Extracted records:
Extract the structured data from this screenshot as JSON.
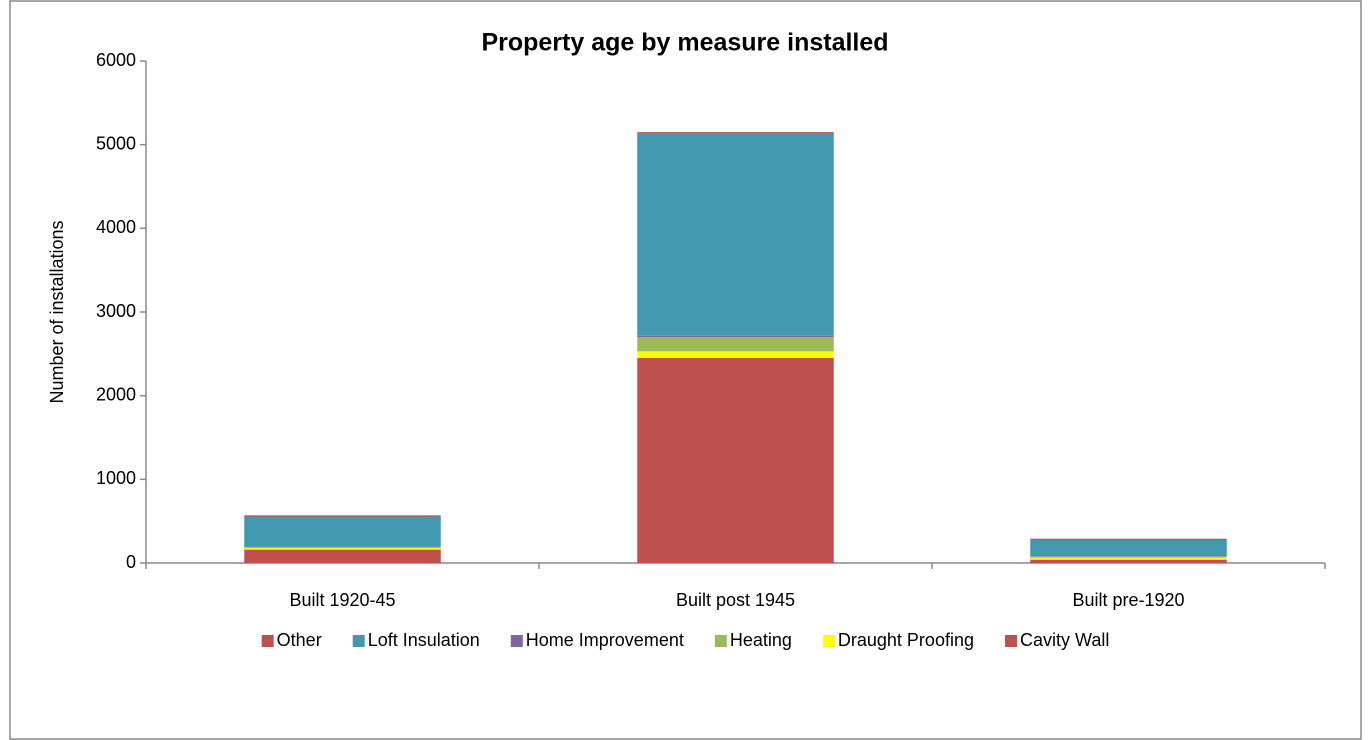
{
  "chart_data": {
    "type": "stacked_bar",
    "title": "Property age by measure installed",
    "y_label": "Number of installations",
    "categories": [
      "Built 1920-45",
      "Built post 1945",
      "Built pre-1920"
    ],
    "series": [
      {
        "name": "Cavity Wall",
        "color": "#c0504d",
        "values": [
          160,
          2450,
          40
        ]
      },
      {
        "name": "Draught Proofing",
        "color": "#ffff00",
        "values": [
          20,
          80,
          25
        ]
      },
      {
        "name": "Heating",
        "color": "#9bbb59",
        "values": [
          10,
          170,
          10
        ]
      },
      {
        "name": "Home Improvement",
        "color": "#8064a2",
        "values": [
          5,
          15,
          5
        ]
      },
      {
        "name": "Loft Insulation",
        "color": "#4198af",
        "values": [
          360,
          2415,
          195
        ]
      },
      {
        "name": "Other",
        "color": "#c0504d",
        "values": [
          15,
          20,
          15
        ]
      }
    ],
    "ylim": [
      0,
      6000
    ],
    "yticks": [
      0,
      1000,
      2000,
      3000,
      4000,
      5000,
      6000
    ],
    "legend": "bottom",
    "grid": false
  }
}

Job: From the data above, copy each line where the string "Built" appears.

Task output:
      "Built 1920-45",
      "Built post 1945",
      "Built pre-1920"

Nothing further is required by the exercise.